╭──

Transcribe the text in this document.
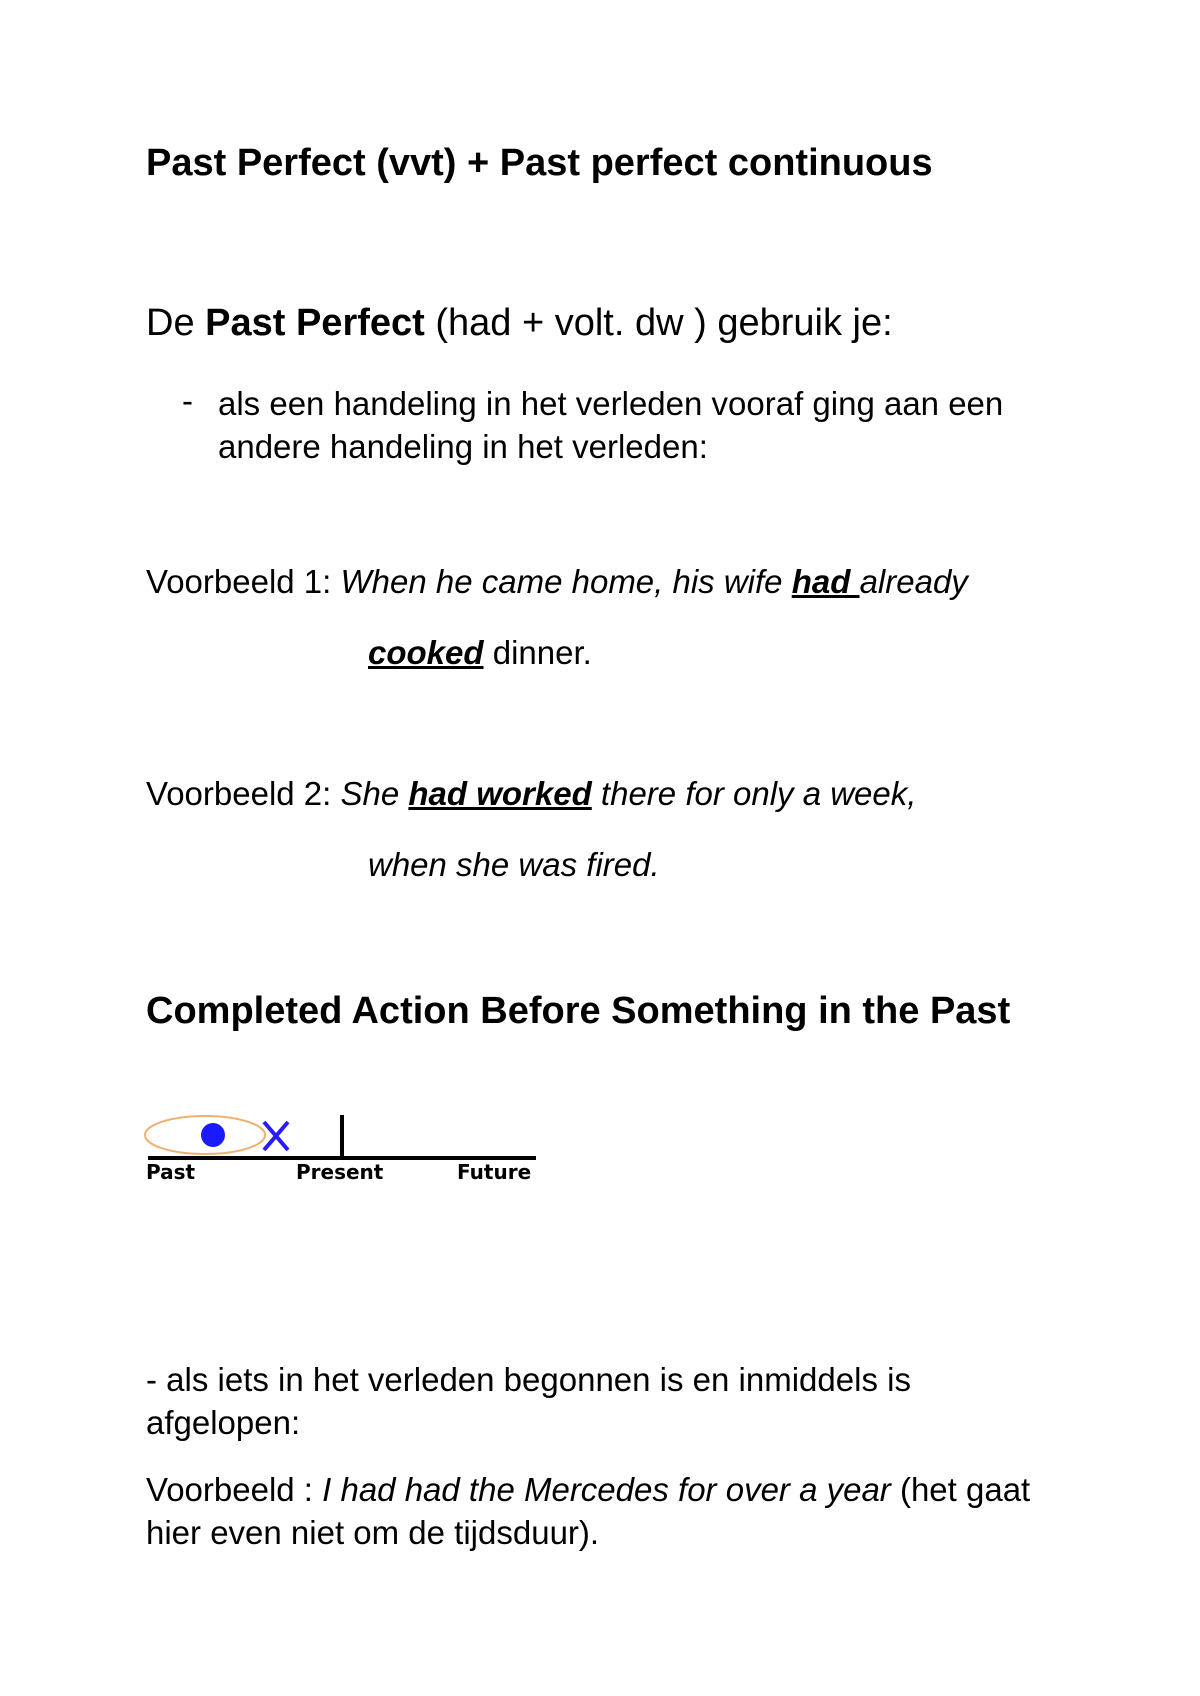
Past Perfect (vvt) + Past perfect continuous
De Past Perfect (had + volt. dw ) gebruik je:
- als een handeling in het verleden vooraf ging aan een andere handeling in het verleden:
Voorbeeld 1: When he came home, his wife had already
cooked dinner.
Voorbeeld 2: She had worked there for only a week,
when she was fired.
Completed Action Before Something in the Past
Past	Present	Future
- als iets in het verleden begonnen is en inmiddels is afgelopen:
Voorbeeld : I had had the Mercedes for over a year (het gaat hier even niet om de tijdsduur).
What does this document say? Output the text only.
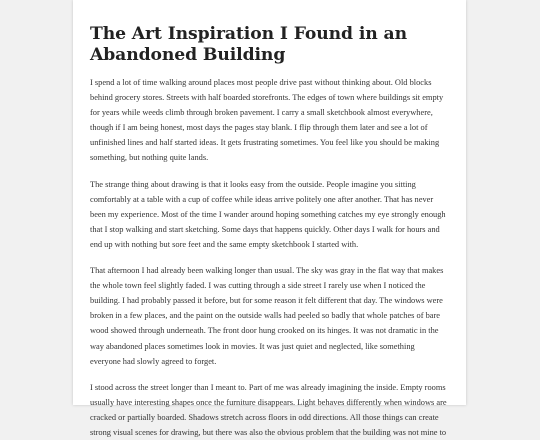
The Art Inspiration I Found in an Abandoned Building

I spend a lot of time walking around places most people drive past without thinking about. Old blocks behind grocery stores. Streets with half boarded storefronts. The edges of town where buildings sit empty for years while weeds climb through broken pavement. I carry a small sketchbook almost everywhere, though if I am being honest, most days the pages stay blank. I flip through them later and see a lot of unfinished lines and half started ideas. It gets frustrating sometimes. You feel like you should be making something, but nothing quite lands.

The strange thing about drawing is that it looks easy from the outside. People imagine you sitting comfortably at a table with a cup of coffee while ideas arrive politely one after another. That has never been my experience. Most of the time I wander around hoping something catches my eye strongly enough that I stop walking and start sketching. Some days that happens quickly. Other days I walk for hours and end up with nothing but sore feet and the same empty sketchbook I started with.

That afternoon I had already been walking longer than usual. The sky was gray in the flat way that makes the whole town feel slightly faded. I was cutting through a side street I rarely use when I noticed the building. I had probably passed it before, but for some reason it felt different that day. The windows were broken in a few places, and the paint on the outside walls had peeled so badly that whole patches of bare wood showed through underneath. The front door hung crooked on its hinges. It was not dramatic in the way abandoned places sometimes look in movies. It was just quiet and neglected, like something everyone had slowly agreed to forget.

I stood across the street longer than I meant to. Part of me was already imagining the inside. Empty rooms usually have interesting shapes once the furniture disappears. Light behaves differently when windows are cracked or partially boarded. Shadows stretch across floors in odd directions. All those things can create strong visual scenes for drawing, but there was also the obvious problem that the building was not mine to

╰──

**Required work:** In the listing above, find each line with the word "about" and copy it.

**Answer to this problem:**
I spend a lot of time walking around places most people drive past without thinking about. Old blocks behind grocery stores. Streets with half boarded storefronts. The edges of town where buildings sit empty for years while weeds climb through broken pavement. I carry a small sketchbook almost everywhere, though if I am being honest, most days the pages stay blank. I flip through them later and see a lot of unfinished lines and half started ideas. It gets frustrating sometimes. You feel like you should be making something, but nothing quite lands.
The strange thing about drawing is that it looks easy from the outside. People imagine you sitting comfortably at a table with a cup of coffee while ideas arrive politely one after another. That has never been my experience. Most of the time I wander around hoping something catches my eye strongly enough that I stop walking and start sketching. Some days that happens quickly. Other days I walk for hours and end up with nothing but sore feet and the same empty sketchbook I started with.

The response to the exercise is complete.